**Uit te voeren opdracht**
Herhaal de column over egels in zijn geheel, woord voor woord.

**Aangeleverde tekst**
****************

Afbeelding

Egels

Column Poespas

Een vriend uit mijn studententijd belde mij met de vraag of wij ook bij egels bloed af konden nemen. Hij is zelf hoogleraar en doet onderzoek naar de gezondheidsstatus van egels in Nederland in relatie tot egels in Suriname!

Het toeval wilde dat wij de egelopvang in Haarlem-Noord kennen en dat we weten dat daar gemiddeld 20-30 egels zitten. Ik belde die opvang, legde uit wat de plannen waren en de beheerder was meteen bereid om zelf een avond te komen om al de egeltjes beschikbaar te stellen om bloed af te nemen. Ik belde ook de afdeling Bijzondere Dieren van de Universiteit in Utrecht om tips te vragen. Hun advies was duidelijk: eerst de egel verdoven, dan de achterpoot stuwen en vervolgens met het kleinst denkbare naaldje en spuitje bloed afnemen uit de oppervlakkig lopende ader. Dat leek eenvoudig. Bij honden en katten en konijnen neem ik bij wijze van spreken geblinddoekt bloed af, zo vertrouwd voel ik me daarmee. Maar bij egels zou ik nu toch mijn debuut gaan maken. Op een maandagavond in maart was het zover: de hoogleraar kwam met drie mensen uit Utrecht aangereden en de beheerder was er die avond ook. Ik had verdovingsmiddelen en bloedafname-attributen meegenomen. Vol goede moed begonnen we: in groepjes van drie egels verdoofden we ze en was het wachten op het intreden van het effect van het slaapmiddel. Dat duurde ongeveer twintig minuten. Een egel vasthouden betekent automatisch dat je geprikt wordt. Het zijn prachtige dieren van dichtbij: mooie spitse snuitjes, kleine zwarte kraaloogjes en een schitterend verdedigingsmechanisme met de stekels. Het bloedvat bleek kleiner qua omvang dat het dunste naaldje dat we hadden. Daarnaast stolde het bloed al heel snel en kwam het er sowieso al heel moeilijk uit als ik al goed zat.

****************

[Data-items]
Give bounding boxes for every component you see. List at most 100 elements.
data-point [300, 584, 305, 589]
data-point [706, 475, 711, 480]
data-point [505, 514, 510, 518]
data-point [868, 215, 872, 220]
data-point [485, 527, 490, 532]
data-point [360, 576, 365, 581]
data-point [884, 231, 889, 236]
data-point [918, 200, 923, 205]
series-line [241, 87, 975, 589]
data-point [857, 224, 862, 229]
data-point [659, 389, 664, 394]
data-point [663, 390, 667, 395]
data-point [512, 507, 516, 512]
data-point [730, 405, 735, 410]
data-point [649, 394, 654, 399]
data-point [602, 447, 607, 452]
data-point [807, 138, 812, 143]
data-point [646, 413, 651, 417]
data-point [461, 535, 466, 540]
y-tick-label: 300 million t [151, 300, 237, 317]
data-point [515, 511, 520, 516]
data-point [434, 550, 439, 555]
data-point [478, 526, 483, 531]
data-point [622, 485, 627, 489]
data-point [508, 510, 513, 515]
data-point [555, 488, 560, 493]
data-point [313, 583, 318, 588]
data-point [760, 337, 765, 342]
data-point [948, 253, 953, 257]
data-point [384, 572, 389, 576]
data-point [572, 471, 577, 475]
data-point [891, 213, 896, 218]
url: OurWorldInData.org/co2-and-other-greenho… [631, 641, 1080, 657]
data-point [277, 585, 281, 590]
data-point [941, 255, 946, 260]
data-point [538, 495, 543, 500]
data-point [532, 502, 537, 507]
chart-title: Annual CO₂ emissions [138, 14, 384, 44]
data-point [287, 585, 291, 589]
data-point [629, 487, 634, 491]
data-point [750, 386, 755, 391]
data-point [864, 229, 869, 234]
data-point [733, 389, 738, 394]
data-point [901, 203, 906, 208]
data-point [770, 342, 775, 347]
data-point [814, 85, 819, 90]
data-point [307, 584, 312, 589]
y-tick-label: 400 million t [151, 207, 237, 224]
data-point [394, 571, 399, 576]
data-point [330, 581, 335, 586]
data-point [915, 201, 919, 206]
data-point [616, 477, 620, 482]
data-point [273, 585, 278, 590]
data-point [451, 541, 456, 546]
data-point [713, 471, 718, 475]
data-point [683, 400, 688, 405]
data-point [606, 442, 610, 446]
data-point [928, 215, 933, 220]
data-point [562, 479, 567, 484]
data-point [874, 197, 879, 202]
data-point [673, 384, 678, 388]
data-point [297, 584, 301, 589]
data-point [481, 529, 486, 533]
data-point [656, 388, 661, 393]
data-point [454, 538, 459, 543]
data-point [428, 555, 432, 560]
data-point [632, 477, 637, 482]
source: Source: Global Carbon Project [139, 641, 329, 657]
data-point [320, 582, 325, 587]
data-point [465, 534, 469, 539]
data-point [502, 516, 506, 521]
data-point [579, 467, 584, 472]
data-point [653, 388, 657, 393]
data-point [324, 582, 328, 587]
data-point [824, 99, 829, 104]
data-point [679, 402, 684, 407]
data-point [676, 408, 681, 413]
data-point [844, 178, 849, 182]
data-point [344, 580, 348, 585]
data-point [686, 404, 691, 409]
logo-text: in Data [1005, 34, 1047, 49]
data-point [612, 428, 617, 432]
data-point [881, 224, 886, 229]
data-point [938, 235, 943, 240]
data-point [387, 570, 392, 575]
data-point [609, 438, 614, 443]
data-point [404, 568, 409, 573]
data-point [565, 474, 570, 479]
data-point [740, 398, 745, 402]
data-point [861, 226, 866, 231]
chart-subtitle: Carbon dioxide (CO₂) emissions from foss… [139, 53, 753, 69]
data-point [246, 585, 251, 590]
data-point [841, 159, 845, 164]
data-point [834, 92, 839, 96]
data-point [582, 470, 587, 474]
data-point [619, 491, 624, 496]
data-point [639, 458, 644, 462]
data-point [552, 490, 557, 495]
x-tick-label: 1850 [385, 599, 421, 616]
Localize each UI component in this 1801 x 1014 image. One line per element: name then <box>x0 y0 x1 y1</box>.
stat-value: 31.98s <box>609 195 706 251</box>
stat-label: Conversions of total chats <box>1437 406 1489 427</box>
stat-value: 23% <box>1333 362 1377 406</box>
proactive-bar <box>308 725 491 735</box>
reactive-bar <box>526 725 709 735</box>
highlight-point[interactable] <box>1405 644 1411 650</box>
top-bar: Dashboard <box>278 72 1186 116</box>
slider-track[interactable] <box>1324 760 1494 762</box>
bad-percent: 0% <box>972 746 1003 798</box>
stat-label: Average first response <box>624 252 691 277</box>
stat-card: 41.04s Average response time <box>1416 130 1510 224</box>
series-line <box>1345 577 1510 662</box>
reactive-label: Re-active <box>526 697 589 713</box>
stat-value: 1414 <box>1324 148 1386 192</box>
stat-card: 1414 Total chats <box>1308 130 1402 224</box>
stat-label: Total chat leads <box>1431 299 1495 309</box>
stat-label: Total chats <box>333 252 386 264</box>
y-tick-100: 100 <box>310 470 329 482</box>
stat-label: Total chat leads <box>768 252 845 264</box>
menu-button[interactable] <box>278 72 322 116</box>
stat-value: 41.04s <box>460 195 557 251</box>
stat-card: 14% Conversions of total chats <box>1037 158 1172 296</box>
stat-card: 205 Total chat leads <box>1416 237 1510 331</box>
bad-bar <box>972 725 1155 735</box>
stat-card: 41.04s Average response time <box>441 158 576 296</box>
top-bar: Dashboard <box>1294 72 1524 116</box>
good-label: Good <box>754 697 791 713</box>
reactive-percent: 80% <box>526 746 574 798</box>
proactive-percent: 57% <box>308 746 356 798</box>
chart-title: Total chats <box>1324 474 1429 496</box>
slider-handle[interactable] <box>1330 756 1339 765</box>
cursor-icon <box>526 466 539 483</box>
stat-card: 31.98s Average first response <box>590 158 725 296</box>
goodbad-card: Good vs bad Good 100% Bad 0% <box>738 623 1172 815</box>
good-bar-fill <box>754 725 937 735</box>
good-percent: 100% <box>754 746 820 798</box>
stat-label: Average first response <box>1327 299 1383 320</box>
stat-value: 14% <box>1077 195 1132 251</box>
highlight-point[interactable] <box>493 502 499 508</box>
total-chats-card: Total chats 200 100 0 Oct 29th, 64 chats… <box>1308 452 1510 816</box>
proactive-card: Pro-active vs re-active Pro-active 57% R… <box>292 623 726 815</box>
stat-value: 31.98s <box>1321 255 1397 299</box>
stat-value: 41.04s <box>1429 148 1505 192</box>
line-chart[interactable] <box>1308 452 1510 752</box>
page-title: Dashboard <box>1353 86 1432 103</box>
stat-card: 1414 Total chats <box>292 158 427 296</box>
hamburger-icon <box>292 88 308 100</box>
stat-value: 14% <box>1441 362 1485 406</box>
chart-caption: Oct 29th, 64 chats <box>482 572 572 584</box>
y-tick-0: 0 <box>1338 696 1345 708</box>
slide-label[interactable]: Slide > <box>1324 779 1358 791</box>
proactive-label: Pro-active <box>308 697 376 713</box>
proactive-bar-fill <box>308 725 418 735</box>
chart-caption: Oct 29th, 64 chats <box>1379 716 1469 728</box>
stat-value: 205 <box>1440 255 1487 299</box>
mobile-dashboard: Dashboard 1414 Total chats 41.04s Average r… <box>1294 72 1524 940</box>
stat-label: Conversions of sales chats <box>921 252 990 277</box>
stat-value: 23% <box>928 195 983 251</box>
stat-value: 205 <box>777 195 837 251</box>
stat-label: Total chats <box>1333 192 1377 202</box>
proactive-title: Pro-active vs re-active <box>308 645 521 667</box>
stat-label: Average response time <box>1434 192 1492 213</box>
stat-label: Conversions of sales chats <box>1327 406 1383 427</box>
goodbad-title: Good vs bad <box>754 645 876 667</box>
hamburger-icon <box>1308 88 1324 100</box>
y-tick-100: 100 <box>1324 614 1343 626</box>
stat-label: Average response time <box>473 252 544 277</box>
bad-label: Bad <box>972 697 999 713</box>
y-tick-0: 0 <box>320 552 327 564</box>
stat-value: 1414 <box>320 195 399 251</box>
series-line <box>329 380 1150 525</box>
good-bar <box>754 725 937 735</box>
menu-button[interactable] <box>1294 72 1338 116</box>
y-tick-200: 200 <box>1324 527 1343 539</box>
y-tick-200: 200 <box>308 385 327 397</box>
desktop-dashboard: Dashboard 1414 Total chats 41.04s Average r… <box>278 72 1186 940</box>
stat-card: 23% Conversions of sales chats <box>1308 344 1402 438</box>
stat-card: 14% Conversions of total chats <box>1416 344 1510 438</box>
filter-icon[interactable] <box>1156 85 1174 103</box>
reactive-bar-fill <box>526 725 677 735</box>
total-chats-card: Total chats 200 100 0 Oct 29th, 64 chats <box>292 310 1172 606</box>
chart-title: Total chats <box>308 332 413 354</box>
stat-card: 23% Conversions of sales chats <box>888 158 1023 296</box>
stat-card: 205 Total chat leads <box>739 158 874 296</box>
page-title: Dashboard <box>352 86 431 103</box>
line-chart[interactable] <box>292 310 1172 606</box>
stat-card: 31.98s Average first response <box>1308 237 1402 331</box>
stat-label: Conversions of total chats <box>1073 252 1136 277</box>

****************

**Ruimte voor antwoord**
Afbeelding

Egels

Column Poespas

Een vriend uit mijn studententijd belde mij met de vraag of wij ook bij egels bloed af konden nemen. Hij is zelf hoogleraar en doet onderzoek naar de gezondheidsstatus van egels in Nederland in relatie tot egels in Suriname!

Het toeval wilde dat wij de egelopvang in Haarlem-Noord kennen en dat we weten dat daar gemiddeld 20-30 egels zitten. Ik belde die opvang, legde uit wat de plannen waren en de beheerder was meteen bereid om zelf een avond te komen om al de egeltjes beschikbaar te stellen om bloed af te nemen. Ik belde ook de afdeling Bijzondere Dieren van de Universiteit in Utrecht om tips te vragen. Hun advies was duidelijk: eerst de egel verdoven, dan de achterpoot stuwen en vervolgens met het kleinst denkbare naaldje en spuitje bloed afnemen uit de oppervlakkig lopende ader. Dat leek eenvoudig. Bij honden en katten en konijnen neem ik bij wijze van spreken geblinddoekt bloed af, zo vertrouwd voel ik me daarmee. Maar bij egels zou ik nu toch mijn debuut gaan maken. Op een maandagavond in maart was het zover: de hoogleraar kwam met drie mensen uit Utrecht aangereden en de beheerder was er die avond ook. Ik had verdovingsmiddelen en bloedafname-attributen meegenomen. Vol goede moed begonnen we: in groepjes van drie egels verdoofden we ze en was het wachten op het intreden van het effect van het slaapmiddel. Dat duurde ongeveer twintig minuten. Een egel vasthouden betekent automatisch dat je geprikt wordt. Het zijn prachtige dieren van dichtbij: mooie spitse snuitjes, kleine zwarte kraaloogjes en een schitterend verdedigingsmechanisme met de stekels. Het bloedvat bleek kleiner qua omvang dat het dunste naaldje dat we hadden. Daarnaast stolde het bloed al heel snel en kwam het er sowieso al heel moeilijk uit als ik al goed zat.